Indicazione del credito e del bene: il livello di precisione richiesto
La giurisprudenza richiede che la scrittura individui con sufficiente precisione sia il credito (importo, causale, scadenza) sia la cosa (caratteristiche identificative). Non occorre la descrizione minuziosa: basta che le indicazioni rendano possibile collegare quel pegno a quel credito senza margine di confusione. Esempio: Caio si fa prestare 50.000 euro da una banca dando in pegno azioni Alfa S.p.A. La scrittura deve indicare numero e numerazione dei certificati (o l'identificativo del conto deposito titoli), causale del credito e importo. Se omette tali elementi la prelazione cade anche se il pegno materialmente esiste, e il creditore concorre come chirografario.
Il regime speciale del credito su pegno bancario
Il quarto comma deroga al regime probatorio per banche e altri enti autorizzati a esercitare professionalmente il credito su pegno (Monti di pegno, banche con apposito reparto). In questi casi la data della scrittura può essere accertata con ogni mezzo di prova, comprese testimonianze e registrazioni interne. La ratio è agevolare un'attività di pubblico interesse, tradizionalmente svolta da enti vigilati che offrono microcredito su pegno per piccole somme: imporre l'atto pubblico per ogni anello d'oro impegnato bloccherebbe il settore. Resta fermo l'obbligo di rilascio della polizza al cliente, documento essenziale per il riscatto del bene.

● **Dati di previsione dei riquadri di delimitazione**
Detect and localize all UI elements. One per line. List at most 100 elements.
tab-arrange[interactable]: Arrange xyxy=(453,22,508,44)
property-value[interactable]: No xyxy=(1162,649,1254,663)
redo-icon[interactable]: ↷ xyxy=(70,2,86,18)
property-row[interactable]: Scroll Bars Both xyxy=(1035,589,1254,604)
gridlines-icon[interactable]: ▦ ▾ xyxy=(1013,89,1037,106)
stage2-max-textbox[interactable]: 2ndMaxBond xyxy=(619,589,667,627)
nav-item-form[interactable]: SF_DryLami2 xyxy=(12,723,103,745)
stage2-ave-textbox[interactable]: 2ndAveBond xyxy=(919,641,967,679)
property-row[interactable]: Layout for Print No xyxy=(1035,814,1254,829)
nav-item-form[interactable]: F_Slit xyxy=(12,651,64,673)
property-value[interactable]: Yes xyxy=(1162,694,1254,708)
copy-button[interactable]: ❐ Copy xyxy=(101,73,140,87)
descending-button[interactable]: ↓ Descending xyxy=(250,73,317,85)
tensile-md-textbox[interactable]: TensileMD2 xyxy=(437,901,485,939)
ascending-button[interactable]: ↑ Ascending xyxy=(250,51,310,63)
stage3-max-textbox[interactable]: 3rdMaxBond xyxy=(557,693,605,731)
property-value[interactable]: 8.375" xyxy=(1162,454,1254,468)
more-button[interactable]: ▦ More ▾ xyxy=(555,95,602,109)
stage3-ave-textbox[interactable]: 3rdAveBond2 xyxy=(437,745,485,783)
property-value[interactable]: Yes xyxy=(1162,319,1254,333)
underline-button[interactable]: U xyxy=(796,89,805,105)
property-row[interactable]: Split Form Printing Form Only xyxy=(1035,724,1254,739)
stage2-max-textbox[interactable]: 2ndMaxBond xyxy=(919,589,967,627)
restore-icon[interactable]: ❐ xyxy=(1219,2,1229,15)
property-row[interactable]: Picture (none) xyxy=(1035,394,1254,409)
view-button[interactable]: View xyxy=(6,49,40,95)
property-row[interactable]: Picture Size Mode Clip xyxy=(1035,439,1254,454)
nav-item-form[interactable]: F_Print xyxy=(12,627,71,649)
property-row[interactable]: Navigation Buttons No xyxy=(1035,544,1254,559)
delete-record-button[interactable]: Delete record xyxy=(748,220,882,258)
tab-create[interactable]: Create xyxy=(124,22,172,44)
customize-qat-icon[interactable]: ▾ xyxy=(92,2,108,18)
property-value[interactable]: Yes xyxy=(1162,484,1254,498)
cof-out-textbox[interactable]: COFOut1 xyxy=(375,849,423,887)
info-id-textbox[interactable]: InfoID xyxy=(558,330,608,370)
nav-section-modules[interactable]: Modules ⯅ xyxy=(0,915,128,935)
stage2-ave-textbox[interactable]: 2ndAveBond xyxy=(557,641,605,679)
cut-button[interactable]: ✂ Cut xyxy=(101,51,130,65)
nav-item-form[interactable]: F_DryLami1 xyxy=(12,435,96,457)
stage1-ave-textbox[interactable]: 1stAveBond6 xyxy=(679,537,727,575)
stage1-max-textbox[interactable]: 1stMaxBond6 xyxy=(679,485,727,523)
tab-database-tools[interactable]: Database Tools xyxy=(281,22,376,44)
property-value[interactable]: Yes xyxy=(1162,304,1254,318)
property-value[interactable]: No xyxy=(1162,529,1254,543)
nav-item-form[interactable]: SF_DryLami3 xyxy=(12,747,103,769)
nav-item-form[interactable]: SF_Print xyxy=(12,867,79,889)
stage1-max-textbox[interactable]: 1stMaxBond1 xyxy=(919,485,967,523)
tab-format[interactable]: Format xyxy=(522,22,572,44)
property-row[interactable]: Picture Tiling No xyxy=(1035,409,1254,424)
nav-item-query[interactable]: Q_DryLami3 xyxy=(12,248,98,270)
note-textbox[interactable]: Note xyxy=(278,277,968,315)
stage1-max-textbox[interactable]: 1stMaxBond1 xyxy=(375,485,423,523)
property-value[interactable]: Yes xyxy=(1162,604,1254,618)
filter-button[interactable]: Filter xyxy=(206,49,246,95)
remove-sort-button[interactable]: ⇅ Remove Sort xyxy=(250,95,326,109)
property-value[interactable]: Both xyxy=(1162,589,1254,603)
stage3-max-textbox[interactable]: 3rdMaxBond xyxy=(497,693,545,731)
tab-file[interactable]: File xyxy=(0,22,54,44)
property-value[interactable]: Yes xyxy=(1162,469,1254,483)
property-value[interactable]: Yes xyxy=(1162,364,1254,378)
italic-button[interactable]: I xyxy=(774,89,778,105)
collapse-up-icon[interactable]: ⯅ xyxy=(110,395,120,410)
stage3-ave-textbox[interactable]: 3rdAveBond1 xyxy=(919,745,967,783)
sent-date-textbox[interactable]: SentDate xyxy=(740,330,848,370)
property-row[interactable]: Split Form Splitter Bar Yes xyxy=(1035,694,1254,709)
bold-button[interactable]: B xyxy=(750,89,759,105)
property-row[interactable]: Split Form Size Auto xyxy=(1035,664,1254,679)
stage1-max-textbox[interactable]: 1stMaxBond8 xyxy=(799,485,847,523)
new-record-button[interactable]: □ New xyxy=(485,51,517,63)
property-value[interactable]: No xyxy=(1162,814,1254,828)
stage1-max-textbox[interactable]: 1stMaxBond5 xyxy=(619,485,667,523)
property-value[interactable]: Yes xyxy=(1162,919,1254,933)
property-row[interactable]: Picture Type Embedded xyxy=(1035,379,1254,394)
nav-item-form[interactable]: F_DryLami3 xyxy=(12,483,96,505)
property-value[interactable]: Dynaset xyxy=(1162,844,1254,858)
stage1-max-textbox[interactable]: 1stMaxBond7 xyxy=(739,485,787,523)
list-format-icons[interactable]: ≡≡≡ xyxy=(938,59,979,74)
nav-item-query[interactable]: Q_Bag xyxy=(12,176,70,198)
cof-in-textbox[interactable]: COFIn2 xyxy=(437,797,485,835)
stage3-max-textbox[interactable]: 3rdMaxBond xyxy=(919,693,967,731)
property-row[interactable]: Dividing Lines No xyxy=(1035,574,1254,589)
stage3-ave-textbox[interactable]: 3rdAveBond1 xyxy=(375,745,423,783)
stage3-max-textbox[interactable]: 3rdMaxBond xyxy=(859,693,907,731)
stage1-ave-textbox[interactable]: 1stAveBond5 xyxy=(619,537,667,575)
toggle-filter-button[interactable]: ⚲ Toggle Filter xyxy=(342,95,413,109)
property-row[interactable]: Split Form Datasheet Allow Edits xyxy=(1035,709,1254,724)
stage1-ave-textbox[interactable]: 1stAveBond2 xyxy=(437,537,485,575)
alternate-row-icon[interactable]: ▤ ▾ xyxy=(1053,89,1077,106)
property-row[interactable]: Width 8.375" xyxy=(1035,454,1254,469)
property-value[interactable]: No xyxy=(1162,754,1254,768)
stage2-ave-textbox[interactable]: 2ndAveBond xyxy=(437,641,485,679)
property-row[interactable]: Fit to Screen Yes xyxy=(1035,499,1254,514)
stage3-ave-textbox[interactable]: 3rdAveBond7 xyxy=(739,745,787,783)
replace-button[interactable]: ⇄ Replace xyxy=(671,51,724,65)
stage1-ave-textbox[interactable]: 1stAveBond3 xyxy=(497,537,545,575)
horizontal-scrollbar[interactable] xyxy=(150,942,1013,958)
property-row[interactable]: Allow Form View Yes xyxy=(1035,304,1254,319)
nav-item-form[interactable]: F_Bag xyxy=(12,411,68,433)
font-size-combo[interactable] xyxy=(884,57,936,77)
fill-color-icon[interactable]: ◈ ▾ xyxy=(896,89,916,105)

● **Da svolgere**
Riscrivi come elenco puntato il paragrafo dell'estratto sul pegno che comincia con «Il quarto comma deroga». Conserva i fatti principali. Le voci costituiscono un materiale a sé stante rispetto all'estratto.

● **Soluzione**
- Il quarto comma deroga al regime probatorio per le banche e per gli altri enti autorizzati a esercitare professionalmente il credito su pegno (Monti di pegno, banche con apposito reparto).
- In questi casi la data della scrittura può essere accertata con ogni mezzo di prova, comprese testimonianze e registrazioni interne.
- Lo scopo è agevolare un'attività di pubblico interesse, svolta tradizionalmente da enti vigilati che offrono microcredito su pegno per piccole somme. Imporre l'atto pubblico per ogni anello d'oro impegnato bloccherebbe il settore.
- Resta l'obbligo di rilasciare al cliente la polizza, documento essenziale per il riscatto del bene.